+++ MATERIAL SHOWN

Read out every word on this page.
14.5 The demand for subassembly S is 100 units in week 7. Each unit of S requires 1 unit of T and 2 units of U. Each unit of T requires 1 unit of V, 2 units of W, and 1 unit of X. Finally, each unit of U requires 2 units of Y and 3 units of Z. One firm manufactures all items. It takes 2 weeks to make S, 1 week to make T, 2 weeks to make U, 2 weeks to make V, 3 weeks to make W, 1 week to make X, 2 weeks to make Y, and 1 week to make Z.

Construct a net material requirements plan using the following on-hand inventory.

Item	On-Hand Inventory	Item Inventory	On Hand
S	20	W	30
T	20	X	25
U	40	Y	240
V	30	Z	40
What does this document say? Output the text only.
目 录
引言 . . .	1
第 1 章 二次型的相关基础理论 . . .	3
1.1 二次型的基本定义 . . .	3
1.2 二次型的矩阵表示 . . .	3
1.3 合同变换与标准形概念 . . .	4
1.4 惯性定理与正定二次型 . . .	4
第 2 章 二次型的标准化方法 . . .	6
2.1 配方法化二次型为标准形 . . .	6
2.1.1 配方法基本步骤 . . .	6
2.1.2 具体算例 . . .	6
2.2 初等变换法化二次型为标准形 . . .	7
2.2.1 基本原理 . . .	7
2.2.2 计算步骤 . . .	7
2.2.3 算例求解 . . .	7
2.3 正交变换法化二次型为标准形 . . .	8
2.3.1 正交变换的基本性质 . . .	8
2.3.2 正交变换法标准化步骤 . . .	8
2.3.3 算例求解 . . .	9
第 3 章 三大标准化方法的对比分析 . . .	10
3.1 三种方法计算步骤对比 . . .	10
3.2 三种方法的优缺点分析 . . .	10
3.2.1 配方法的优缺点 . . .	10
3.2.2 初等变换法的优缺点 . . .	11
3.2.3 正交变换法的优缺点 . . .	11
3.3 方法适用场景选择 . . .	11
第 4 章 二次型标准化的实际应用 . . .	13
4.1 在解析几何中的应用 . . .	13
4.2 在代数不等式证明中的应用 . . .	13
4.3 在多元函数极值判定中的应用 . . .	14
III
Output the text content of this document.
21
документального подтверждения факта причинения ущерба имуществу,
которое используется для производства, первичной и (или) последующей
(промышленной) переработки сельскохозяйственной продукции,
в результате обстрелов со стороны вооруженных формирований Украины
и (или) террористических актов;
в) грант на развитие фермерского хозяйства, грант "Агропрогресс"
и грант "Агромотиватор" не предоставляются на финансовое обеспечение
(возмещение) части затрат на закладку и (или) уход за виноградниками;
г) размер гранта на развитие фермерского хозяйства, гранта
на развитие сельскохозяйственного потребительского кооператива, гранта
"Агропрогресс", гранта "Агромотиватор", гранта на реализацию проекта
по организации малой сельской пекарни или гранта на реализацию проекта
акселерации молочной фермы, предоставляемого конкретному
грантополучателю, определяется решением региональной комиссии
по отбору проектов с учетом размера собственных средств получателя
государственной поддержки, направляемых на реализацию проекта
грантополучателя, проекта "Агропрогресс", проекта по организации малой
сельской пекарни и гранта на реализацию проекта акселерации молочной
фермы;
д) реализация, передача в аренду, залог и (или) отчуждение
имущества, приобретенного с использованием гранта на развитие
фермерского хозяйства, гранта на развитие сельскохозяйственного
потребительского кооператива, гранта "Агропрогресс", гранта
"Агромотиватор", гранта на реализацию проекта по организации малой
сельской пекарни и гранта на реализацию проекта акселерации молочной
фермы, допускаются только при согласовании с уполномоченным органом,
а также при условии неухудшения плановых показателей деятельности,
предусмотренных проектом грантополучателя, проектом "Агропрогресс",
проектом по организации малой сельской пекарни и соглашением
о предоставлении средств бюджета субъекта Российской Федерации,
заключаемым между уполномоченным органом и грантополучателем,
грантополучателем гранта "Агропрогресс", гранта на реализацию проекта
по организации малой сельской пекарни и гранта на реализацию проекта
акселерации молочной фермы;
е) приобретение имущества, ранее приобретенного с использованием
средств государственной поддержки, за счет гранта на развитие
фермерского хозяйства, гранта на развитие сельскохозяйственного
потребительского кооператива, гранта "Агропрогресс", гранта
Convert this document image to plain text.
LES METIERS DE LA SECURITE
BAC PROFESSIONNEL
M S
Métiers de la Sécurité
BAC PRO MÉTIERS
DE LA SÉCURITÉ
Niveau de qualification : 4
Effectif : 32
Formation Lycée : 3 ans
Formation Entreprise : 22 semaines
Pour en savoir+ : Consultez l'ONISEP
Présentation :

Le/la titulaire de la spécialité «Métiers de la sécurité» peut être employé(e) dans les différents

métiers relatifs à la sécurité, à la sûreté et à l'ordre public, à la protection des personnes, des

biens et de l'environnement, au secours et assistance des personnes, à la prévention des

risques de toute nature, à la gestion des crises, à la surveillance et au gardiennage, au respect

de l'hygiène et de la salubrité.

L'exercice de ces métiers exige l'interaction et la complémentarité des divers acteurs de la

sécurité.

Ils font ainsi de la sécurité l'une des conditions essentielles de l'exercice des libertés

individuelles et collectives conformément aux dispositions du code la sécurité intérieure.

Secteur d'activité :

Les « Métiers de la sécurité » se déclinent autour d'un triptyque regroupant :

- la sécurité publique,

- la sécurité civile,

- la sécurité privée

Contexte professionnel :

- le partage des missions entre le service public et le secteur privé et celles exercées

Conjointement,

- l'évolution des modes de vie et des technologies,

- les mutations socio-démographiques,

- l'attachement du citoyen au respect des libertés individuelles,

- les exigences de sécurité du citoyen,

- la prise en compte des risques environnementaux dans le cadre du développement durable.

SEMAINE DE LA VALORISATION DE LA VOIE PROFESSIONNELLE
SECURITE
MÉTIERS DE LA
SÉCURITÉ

++++++

WRITTEN PROBLEM — Count every line in the entries above where the word "организации" appears; respond with the number alone.

OUTPUT — 5